**THE TASK:** Extract every line where the string "SONAS" appears.

**INPUT:**
(begin)
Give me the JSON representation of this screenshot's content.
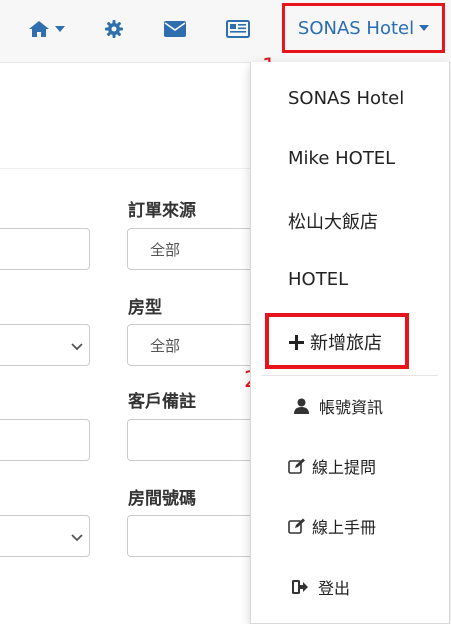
{
  "topbar": {
    "icons": [
      "home-icon",
      "gear-icon",
      "envelope-icon",
      "newspaper-icon"
    ],
    "hotel_selector_label": "SONAS Hotel",
    "accent_color": "#2a6db2"
  },
  "annotations": {
    "step1": "1.",
    "step2": "2.",
    "color": "#e8141b"
  },
  "form": {
    "order_source_label": "訂單來源",
    "order_source_value": "全部",
    "room_type_label": "房型",
    "room_type_value": "全部",
    "customer_note_label": "客戶備註",
    "room_number_label": "房間號碼"
  },
  "dropdown": {
    "hotels": [
      "SONAS Hotel",
      "Mike HOTEL",
      "松山大飯店",
      "HOTEL"
    ],
    "add_hotel": "新增旅店",
    "account_info": "帳號資訊",
    "online_question": "線上提問",
    "online_manual": "線上手冊",
    "logout": "登出"
  }
}
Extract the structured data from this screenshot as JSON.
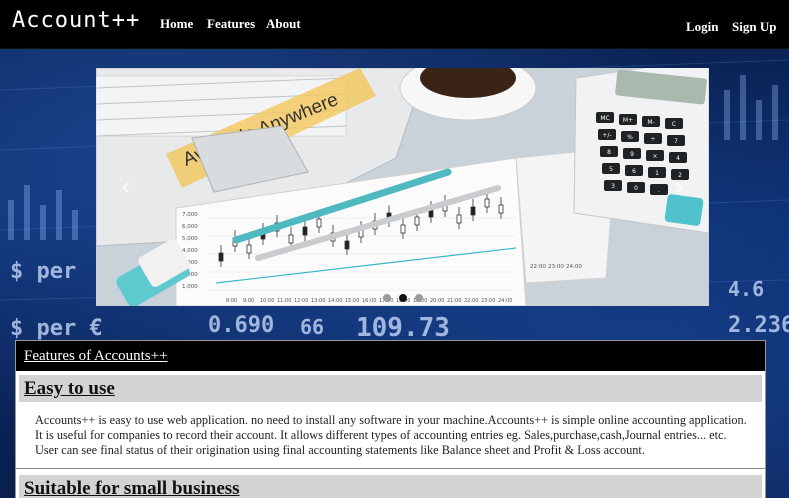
{
  "navbar": {
    "brand": "Account++",
    "links": [
      "Home",
      "Features",
      "About"
    ],
    "right_links": [
      "Login",
      "Sign Up"
    ]
  },
  "carousel": {
    "banner_text": "Available Anywhere",
    "chart_y_ticks": [
      "7,000",
      "6,000",
      "5,000",
      "4,000",
      "3,000",
      "2,000",
      "1,000"
    ],
    "chart_x_ticks": [
      "8:00",
      "9:00",
      "10:00",
      "11:00",
      "12:00",
      "13:00",
      "14:00",
      "15:00",
      "16:00",
      "17:00",
      "18:00",
      "19:00",
      "20:00",
      "21:00",
      "22:00",
      "23:00",
      "24:00"
    ],
    "calc_keys": [
      "MC",
      "M+",
      "M-",
      "C",
      "+/-",
      "%",
      "÷",
      "7",
      "8",
      "9",
      "×",
      "4",
      "5",
      "6",
      "1",
      "2",
      "3",
      "0",
      "."
    ],
    "paper_numbers": [
      "22:00",
      "23:00",
      "24:00"
    ],
    "slide_count": 3,
    "active_slide": 2
  },
  "background_numbers": [
    "$ per",
    "$ per €",
    "0.690",
    "66",
    "109.73",
    "2.236",
    "4.6"
  ],
  "features": {
    "header": "Features of Accounts++",
    "items": [
      {
        "title": "Easy to use",
        "description": "Accounts++ is easy to use web application. no need to install any software in your machine.Accounts++ is simple online accounting application. It is useful for companies to record their account. It allows different types of accounting entries eg. Sales,purchase,cash,Journal entries... etc. User can see final status of their origination using final accounting statements like Balance sheet and Profit & Loss account."
      },
      {
        "title": "Suitable for small business"
      }
    ]
  }
}
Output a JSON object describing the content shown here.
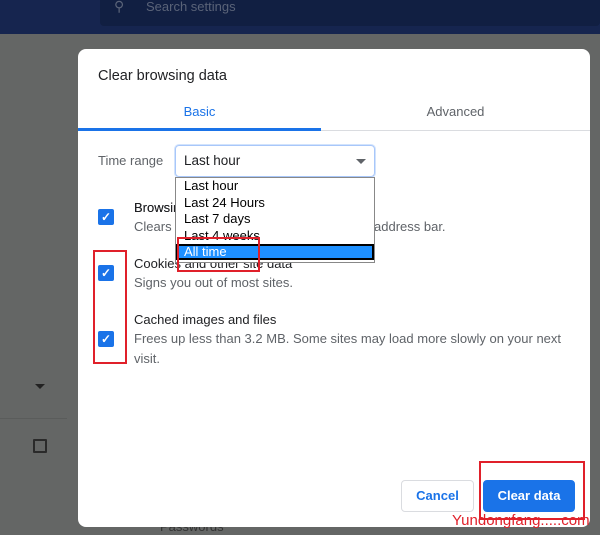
{
  "header": {
    "search_placeholder": "Search settings",
    "search_icon": "search-icon"
  },
  "background": {
    "passwords_label": "Passwords"
  },
  "dialog": {
    "title": "Clear browsing data",
    "tabs": [
      {
        "label": "Basic",
        "active": true
      },
      {
        "label": "Advanced",
        "active": false
      }
    ],
    "time_range": {
      "label": "Time range",
      "value": "Last hour",
      "options": [
        "Last hour",
        "Last 24 Hours",
        "Last 7 days",
        "Last 4 weeks",
        "All time"
      ],
      "highlighted": "All time"
    },
    "items": [
      {
        "title": "Browsing history",
        "visible_title": "Browsi",
        "description": "Clears history and autocompletions in the address bar.",
        "visible_desc_start": "Clears",
        "visible_desc_end": "address bar.",
        "checked": true
      },
      {
        "title": "Cookies and other site data",
        "description": "Signs you out of most sites.",
        "checked": true
      },
      {
        "title": "Cached images and files",
        "description": "Frees up less than 3.2 MB. Some sites may load more slowly on your next visit.",
        "checked": true
      }
    ],
    "cancel_label": "Cancel",
    "clear_label": "Clear data",
    "accent": "#1a73e8"
  },
  "watermark": "Yundongfang.....com"
}
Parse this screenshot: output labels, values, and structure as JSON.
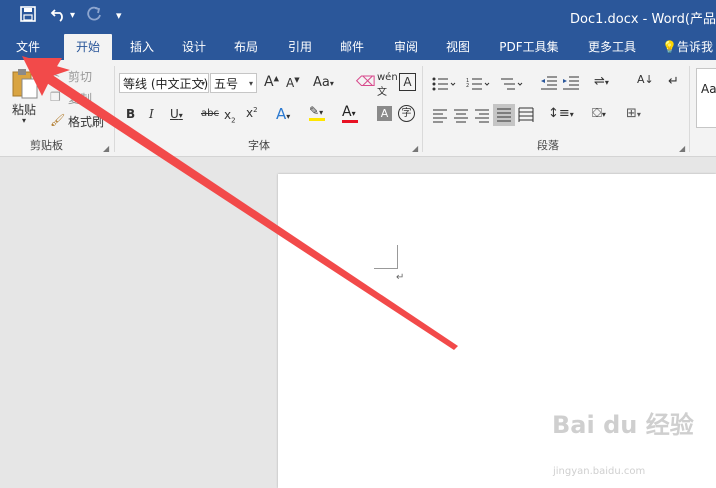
{
  "quick_access": {
    "save": "save-icon",
    "undo": "undo-icon",
    "redo": "redo-icon",
    "customize": "▾"
  },
  "title": "Doc1.docx - Word(产品",
  "tabs": [
    {
      "label": "文件"
    },
    {
      "label": "开始"
    },
    {
      "label": "插入"
    },
    {
      "label": "设计"
    },
    {
      "label": "布局"
    },
    {
      "label": "引用"
    },
    {
      "label": "邮件"
    },
    {
      "label": "审阅"
    },
    {
      "label": "视图"
    },
    {
      "label": "PDF工具集"
    },
    {
      "label": "更多工具"
    }
  ],
  "tell_me": "告诉我",
  "clipboard": {
    "paste": "粘贴",
    "cut": "剪切",
    "copy": "复制",
    "format_painter": "格式刷",
    "group": "剪贴板"
  },
  "font": {
    "name": "等线 (中文正文)",
    "size": "五号",
    "group": "字体"
  },
  "paragraph": {
    "group": "段落"
  },
  "styles": {
    "preview": "Aa"
  },
  "watermark": {
    "brand": "Bai du 经验",
    "url": "jingyan.baidu.com"
  },
  "colors": {
    "accent": "#2b579a",
    "arrow": "#f24a4a"
  }
}
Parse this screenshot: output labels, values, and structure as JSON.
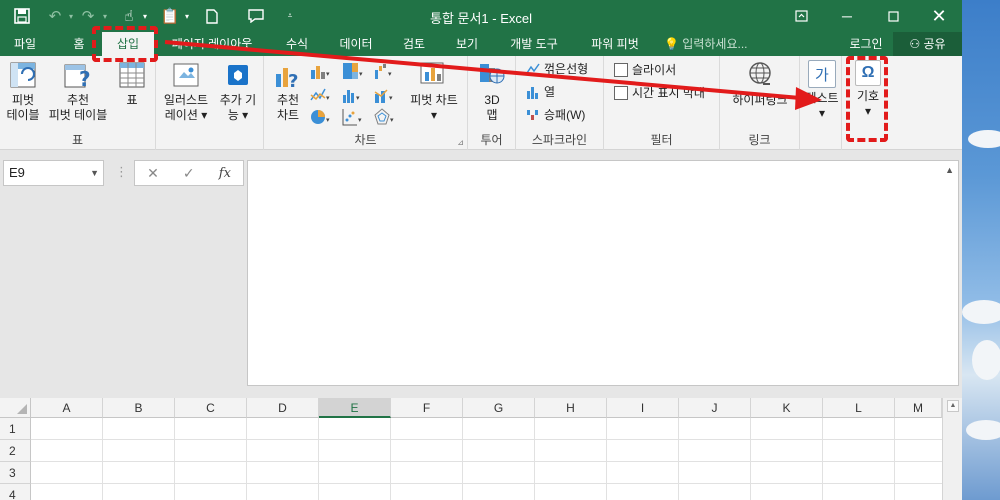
{
  "window": {
    "title": "통합 문서1 - Excel",
    "qat": {
      "save_icon": "save-icon",
      "undo_icon": "undo-icon",
      "redo_icon": "redo-icon",
      "touch_icon": "touch-mode-icon",
      "paste_icon": "paste-icon",
      "new_icon": "new-document-icon",
      "comment_icon": "comment-icon",
      "customize_icon": "customize-qat-icon"
    },
    "controls": {
      "restore_ribbon": "ribbon-display-icon",
      "minimize": "minimize-icon",
      "maximize": "maximize-icon",
      "close": "close-icon"
    }
  },
  "tabs": [
    {
      "label": "파일",
      "active": false
    },
    {
      "label": "홈",
      "active": false
    },
    {
      "label": "삽입",
      "active": true
    },
    {
      "label": "페이지 레이아웃",
      "active": false
    },
    {
      "label": "수식",
      "active": false
    },
    {
      "label": "데이터",
      "active": false
    },
    {
      "label": "검토",
      "active": false
    },
    {
      "label": "보기",
      "active": false
    },
    {
      "label": "개발 도구",
      "active": false
    },
    {
      "label": "파워 피벗",
      "active": false
    }
  ],
  "tell_me": {
    "placeholder": "입력하세요...",
    "icon": "lightbulb-icon"
  },
  "account": {
    "login": "로그인",
    "share": "공유",
    "share_icon": "person-icon"
  },
  "ribbon": {
    "tables": {
      "group_label": "표",
      "pivot_line1": "피벗",
      "pivot_line2": "테이블",
      "recommended_line1": "추천",
      "recommended_line2": "피벗 테이블",
      "table": "표"
    },
    "illustrations": {
      "label_line1": "일러스트",
      "label_line2": "레이션"
    },
    "addins": {
      "label_line1": "추가 기",
      "label_line2": "능"
    },
    "charts": {
      "group_label": "차트",
      "recommended_line1": "추천",
      "recommended_line2": "차트",
      "pivot_chart": "피벗 차트"
    },
    "tours": {
      "group_label": "투어",
      "map_line1": "3D",
      "map_line2": "맵"
    },
    "sparklines": {
      "group_label": "스파크라인",
      "line": "꺾은선형",
      "column": "열",
      "winloss": "승패(W)"
    },
    "filters": {
      "group_label": "필터",
      "slicer": "슬라이서",
      "timeline": "시간 표시 막대"
    },
    "links": {
      "group_label": "링크",
      "hyperlink": "하이퍼링크"
    },
    "text": {
      "label": "텍스트"
    },
    "symbols": {
      "label": "기호"
    }
  },
  "formula_bar": {
    "name_box": "E9",
    "cancel": "✕",
    "enter": "✓",
    "fx": "fx",
    "content": ""
  },
  "grid": {
    "columns": [
      "A",
      "B",
      "C",
      "D",
      "E",
      "F",
      "G",
      "H",
      "I",
      "J",
      "K",
      "L",
      "M"
    ],
    "selected_column": "E",
    "rows": [
      "1",
      "2",
      "3",
      "4"
    ]
  },
  "annotation": {
    "color": "#e21b1b",
    "from": "삽입",
    "to": "기호"
  },
  "colors": {
    "excel_green": "#217346",
    "ribbon_bg": "#f3f3f3"
  }
}
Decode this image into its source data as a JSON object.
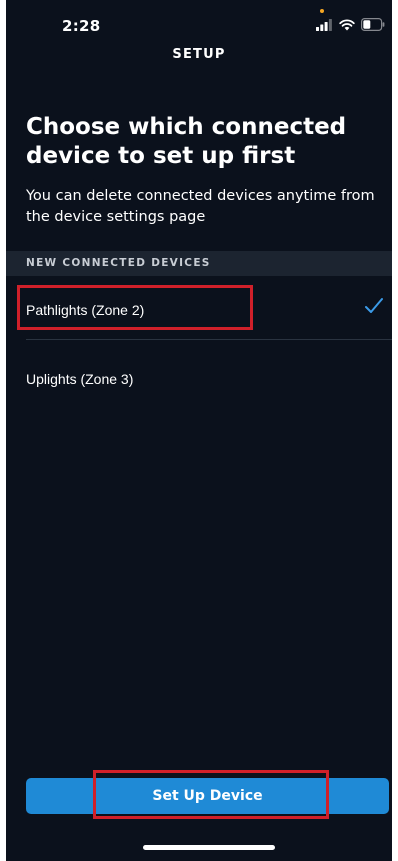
{
  "status_bar": {
    "time": "2:28",
    "icons": [
      "signal-icon",
      "wifi-icon",
      "battery-icon"
    ],
    "privacy_dot_color": "#f5a623"
  },
  "header": {
    "title": "SETUP"
  },
  "main": {
    "heading": "Choose which connected device to set up first",
    "subtext": "You can delete connected devices anytime from the device settings page",
    "section_header": "NEW CONNECTED DEVICES",
    "devices": [
      {
        "label": "Pathlights (Zone 2)",
        "selected": true
      },
      {
        "label": "Uplights (Zone 3)",
        "selected": false
      }
    ],
    "selected_icon": "checkmark-icon"
  },
  "footer": {
    "primary_button_label": "Set Up Device"
  },
  "colors": {
    "background": "#0b111c",
    "section_header_bg": "#1c2430",
    "accent": "#1f8ad6",
    "checkmark": "#3b9be8",
    "highlight": "#d0202a"
  }
}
(end)
**TASK SOLUTION:**
    "hotel_selector_label": "SONAS Hotel",
      "SONAS Hotel",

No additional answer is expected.